- [STORED ROWS]
▬▬▬▬▬▬▬▬▬▬

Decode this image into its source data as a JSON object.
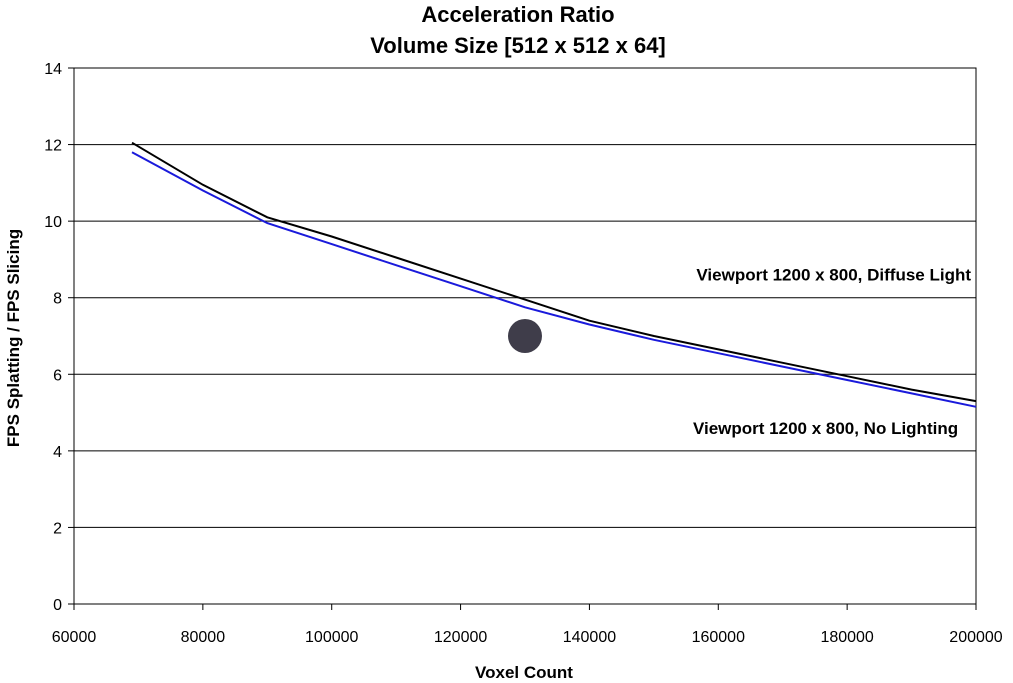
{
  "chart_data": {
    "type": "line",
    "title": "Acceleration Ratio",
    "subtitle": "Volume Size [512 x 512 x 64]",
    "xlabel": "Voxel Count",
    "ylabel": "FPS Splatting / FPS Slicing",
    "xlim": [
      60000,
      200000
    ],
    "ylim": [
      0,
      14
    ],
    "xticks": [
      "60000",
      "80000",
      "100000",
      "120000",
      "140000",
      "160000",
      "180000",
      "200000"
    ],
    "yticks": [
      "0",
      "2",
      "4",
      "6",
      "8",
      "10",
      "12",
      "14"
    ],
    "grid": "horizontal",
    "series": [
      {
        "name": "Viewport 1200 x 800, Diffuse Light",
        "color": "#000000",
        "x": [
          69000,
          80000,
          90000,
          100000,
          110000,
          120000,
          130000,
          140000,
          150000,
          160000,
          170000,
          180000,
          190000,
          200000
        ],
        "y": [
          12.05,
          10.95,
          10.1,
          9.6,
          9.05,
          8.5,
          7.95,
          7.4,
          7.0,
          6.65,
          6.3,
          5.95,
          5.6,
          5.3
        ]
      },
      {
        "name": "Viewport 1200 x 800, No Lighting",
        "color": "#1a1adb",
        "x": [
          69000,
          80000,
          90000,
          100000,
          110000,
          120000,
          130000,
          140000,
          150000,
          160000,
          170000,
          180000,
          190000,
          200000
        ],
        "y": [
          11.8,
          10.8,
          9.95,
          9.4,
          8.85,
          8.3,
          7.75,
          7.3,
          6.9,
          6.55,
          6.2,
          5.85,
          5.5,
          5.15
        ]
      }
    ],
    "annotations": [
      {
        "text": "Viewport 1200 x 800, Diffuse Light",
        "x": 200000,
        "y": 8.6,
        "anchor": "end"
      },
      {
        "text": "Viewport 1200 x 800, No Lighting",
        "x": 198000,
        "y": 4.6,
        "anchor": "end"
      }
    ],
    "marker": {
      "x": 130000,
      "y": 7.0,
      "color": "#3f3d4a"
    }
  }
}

▬▬▬▬▬▬▬▬▬▬

- [WHAT YOU NEED TO DO]
Find the number of lines in which the word "name" occurs, and write nothing but that number.

- [THE RESPONSE]
2